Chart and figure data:
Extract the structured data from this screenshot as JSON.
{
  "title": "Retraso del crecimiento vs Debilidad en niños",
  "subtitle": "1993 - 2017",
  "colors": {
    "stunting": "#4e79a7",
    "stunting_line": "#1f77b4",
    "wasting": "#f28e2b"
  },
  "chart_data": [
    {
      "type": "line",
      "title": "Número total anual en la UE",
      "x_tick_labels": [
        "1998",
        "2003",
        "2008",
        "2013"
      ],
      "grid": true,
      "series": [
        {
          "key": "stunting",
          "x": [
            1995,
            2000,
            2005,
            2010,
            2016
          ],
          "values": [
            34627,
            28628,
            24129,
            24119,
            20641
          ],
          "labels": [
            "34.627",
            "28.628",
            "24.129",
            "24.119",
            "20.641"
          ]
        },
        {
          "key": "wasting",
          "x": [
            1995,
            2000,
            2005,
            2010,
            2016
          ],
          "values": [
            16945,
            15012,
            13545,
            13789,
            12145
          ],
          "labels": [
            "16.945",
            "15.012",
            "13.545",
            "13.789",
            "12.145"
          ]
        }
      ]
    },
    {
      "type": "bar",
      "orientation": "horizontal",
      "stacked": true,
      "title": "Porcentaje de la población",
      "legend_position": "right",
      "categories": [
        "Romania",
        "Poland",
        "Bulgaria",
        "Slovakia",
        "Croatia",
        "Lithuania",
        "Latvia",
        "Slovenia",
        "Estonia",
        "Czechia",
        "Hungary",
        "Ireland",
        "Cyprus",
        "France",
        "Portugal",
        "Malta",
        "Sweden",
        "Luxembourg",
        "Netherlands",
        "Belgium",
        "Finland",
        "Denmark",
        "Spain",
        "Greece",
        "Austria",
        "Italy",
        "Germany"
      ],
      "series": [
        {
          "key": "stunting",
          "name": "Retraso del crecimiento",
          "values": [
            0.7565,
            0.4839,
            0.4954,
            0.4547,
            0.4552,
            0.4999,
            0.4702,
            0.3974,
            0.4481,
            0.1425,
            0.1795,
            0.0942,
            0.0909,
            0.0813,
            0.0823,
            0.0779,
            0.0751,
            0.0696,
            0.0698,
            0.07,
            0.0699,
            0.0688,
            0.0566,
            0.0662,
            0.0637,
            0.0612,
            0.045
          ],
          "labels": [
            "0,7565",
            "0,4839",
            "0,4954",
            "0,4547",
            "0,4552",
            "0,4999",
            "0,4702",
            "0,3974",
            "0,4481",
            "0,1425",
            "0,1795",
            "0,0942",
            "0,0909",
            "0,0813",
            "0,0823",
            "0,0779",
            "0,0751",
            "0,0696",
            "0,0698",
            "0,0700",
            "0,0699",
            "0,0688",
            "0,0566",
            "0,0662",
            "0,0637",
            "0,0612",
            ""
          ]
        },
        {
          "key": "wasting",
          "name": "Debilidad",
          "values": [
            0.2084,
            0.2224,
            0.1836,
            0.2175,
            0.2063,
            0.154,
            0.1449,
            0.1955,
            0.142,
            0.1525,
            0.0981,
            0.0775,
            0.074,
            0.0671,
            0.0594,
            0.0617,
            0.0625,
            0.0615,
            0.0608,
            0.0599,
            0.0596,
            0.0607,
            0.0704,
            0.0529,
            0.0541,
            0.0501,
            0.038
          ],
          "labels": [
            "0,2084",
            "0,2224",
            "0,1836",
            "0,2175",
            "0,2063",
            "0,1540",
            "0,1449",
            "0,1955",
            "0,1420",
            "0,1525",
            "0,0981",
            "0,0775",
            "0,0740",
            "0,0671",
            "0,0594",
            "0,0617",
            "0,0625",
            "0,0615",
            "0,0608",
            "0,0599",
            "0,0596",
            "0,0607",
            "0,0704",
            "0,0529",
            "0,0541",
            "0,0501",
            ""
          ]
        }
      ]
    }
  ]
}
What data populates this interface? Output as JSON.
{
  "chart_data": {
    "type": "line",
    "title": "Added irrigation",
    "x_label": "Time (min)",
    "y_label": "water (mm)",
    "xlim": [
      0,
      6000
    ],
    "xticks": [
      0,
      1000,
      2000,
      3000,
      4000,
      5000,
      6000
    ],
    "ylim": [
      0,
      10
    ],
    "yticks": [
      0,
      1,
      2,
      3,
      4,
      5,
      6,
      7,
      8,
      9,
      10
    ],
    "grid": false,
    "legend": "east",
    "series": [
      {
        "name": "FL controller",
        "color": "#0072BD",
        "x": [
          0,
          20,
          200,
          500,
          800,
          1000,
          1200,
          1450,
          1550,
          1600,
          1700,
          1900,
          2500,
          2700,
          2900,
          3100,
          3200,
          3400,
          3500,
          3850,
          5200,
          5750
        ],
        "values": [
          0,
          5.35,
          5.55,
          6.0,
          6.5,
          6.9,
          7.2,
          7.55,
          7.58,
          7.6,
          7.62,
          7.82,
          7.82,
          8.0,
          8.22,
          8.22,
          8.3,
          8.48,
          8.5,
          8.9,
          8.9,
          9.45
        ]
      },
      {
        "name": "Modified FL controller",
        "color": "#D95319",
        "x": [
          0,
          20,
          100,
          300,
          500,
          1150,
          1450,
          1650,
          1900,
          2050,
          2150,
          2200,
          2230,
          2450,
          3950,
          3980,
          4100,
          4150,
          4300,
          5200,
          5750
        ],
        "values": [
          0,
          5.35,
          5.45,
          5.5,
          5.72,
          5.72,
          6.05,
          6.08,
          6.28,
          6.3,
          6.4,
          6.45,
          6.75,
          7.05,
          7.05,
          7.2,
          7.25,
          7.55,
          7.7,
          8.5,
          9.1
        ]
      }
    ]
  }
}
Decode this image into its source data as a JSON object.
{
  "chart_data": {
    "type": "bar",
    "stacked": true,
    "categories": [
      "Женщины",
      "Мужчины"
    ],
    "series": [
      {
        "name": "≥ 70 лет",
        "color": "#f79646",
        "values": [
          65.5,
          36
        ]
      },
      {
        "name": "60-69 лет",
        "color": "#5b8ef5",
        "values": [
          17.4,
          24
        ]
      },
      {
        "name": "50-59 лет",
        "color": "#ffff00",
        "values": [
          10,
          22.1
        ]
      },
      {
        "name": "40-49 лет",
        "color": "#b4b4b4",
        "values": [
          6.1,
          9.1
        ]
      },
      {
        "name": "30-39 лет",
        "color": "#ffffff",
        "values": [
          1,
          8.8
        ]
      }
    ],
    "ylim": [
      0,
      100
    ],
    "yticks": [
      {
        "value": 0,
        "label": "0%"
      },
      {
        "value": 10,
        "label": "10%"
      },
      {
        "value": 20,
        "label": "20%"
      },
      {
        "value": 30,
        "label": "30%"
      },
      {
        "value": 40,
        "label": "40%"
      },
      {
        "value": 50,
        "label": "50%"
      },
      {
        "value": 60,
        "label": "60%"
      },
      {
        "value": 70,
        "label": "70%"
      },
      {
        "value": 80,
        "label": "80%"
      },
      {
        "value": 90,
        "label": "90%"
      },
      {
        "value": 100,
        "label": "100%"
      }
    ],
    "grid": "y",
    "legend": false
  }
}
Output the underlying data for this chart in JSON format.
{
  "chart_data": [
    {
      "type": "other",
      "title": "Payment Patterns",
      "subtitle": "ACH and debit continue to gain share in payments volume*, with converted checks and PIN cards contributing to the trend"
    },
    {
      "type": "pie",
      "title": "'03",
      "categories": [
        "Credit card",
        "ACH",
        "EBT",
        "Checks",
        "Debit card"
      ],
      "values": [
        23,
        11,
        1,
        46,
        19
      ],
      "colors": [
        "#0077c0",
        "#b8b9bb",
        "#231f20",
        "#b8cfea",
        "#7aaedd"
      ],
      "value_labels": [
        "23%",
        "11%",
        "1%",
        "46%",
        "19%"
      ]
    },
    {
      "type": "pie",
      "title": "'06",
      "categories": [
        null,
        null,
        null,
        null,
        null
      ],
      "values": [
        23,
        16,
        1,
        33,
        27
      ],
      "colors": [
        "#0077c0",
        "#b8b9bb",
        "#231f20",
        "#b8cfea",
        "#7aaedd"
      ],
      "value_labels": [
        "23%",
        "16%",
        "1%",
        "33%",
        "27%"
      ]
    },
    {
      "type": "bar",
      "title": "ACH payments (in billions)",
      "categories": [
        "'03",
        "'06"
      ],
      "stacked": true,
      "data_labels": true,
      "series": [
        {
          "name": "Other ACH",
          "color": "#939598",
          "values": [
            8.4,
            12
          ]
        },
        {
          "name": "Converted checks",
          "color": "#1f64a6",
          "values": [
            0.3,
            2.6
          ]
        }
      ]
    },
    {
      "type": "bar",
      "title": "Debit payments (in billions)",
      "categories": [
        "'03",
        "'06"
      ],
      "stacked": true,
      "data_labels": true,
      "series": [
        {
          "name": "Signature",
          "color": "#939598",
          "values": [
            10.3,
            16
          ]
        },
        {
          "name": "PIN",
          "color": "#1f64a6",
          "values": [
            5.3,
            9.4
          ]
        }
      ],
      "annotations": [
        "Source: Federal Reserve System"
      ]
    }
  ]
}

Goal of the exercise
Pick out every line of the listing containing the word "subtitle", and show those lines.

Written solution
  "subtitle": "1993 - 2017",
      "subtitle": "ACH and debit continue to gain share in payments volume*, with converted checks and PIN cards contributing to the trend"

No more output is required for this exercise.